BEGIN Material for this exercise

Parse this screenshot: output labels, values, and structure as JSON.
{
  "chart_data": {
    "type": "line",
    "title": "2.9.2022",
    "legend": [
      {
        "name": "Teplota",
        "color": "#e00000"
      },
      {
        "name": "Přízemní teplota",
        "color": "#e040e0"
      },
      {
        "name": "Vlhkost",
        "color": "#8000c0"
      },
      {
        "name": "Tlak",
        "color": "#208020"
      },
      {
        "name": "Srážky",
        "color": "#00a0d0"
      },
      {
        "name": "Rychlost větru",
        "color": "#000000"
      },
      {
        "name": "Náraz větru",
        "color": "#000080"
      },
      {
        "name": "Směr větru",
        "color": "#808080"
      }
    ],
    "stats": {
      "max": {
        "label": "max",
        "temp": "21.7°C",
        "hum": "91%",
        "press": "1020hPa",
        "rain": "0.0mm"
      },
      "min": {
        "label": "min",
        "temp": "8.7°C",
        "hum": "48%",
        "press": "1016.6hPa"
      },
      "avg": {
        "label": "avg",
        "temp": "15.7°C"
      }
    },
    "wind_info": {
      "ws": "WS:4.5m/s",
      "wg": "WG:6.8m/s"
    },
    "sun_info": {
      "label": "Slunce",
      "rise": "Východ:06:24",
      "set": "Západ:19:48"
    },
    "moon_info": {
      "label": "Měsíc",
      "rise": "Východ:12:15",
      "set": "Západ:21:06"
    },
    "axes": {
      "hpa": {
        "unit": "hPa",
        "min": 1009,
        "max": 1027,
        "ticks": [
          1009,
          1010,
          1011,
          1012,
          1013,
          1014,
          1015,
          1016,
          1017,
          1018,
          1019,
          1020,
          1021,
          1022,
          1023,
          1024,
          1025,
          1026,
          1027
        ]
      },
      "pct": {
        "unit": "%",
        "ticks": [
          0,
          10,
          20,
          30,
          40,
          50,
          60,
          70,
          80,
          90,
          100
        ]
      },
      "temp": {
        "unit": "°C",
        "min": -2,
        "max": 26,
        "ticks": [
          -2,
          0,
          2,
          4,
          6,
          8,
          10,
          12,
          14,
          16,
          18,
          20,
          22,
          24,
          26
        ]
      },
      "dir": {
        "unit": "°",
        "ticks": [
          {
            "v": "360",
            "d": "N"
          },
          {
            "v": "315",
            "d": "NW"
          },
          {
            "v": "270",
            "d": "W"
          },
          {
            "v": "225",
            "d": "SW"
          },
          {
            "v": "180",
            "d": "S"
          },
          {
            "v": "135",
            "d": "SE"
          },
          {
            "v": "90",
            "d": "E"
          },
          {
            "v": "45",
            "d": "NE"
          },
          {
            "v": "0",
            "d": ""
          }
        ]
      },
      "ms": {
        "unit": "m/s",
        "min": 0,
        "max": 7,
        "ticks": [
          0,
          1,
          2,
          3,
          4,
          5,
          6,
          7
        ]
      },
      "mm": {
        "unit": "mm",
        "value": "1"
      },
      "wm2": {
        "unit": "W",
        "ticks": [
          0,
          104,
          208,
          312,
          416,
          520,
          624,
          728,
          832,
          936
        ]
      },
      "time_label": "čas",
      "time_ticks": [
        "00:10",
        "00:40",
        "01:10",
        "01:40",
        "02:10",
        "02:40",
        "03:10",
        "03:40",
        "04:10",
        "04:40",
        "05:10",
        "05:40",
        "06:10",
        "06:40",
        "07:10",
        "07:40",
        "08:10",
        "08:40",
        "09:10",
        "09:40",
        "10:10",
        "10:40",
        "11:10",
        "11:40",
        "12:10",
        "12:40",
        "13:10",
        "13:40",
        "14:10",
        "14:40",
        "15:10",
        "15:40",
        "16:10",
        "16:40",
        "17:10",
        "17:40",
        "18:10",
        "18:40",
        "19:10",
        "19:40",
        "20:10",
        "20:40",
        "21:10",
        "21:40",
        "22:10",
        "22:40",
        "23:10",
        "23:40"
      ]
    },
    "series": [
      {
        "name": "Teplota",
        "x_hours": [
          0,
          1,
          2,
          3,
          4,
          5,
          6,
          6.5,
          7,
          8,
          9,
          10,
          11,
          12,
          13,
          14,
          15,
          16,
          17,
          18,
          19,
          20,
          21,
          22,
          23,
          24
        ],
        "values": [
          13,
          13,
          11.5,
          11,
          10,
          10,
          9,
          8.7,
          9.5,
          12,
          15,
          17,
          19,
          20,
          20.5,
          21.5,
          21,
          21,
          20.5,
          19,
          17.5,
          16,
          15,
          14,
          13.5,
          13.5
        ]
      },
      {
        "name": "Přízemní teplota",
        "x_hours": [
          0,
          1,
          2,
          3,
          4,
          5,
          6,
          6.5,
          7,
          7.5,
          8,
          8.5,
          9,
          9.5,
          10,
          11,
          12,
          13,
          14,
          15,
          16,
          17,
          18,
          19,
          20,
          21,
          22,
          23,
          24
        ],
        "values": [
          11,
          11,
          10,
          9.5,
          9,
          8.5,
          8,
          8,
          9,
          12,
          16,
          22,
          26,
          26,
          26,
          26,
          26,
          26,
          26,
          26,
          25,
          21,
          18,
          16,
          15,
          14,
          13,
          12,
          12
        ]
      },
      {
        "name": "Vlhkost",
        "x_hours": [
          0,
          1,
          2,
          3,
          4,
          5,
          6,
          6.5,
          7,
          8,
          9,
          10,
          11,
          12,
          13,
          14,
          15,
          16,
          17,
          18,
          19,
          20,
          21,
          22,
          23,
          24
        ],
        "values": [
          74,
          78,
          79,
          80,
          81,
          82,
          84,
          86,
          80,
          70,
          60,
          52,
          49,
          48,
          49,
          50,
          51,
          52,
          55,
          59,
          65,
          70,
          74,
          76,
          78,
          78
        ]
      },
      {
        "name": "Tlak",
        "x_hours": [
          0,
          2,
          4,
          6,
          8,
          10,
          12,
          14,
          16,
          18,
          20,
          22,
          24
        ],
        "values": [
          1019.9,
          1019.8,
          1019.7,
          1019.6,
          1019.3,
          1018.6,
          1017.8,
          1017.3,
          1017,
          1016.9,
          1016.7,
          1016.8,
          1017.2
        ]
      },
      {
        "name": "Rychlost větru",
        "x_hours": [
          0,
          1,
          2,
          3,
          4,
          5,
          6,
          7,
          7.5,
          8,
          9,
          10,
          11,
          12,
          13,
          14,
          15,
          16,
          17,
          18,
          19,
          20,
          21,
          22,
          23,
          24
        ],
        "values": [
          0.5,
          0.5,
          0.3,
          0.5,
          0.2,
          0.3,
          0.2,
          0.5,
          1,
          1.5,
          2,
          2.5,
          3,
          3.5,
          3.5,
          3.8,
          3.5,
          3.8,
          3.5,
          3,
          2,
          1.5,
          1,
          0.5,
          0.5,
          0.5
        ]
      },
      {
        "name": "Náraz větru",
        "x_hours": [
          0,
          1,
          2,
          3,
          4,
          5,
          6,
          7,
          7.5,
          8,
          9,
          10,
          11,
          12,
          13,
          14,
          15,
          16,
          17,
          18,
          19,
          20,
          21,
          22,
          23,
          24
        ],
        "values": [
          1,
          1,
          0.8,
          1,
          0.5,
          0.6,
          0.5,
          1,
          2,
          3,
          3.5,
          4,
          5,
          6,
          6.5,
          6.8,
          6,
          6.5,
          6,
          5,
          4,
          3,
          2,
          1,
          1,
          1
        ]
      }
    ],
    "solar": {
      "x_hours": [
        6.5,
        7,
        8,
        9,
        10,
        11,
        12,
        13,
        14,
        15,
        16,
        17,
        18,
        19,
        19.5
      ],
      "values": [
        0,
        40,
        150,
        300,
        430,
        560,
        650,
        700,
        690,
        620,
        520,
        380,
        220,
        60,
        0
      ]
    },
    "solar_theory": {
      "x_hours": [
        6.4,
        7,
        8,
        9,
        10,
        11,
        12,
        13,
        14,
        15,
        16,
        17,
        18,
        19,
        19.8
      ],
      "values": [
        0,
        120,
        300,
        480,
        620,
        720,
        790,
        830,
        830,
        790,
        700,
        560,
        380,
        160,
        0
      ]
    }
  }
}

END Material for this exercise

=== Exercise prompt ===
Find each line that has the word "unit", then copy it out.

=== Response to this task ===
        "unit": "hPa",
        "unit": "%",
        "unit": "°C",
        "unit": "°",
        "unit": "m/s",
        "unit": "mm",
        "unit": "W",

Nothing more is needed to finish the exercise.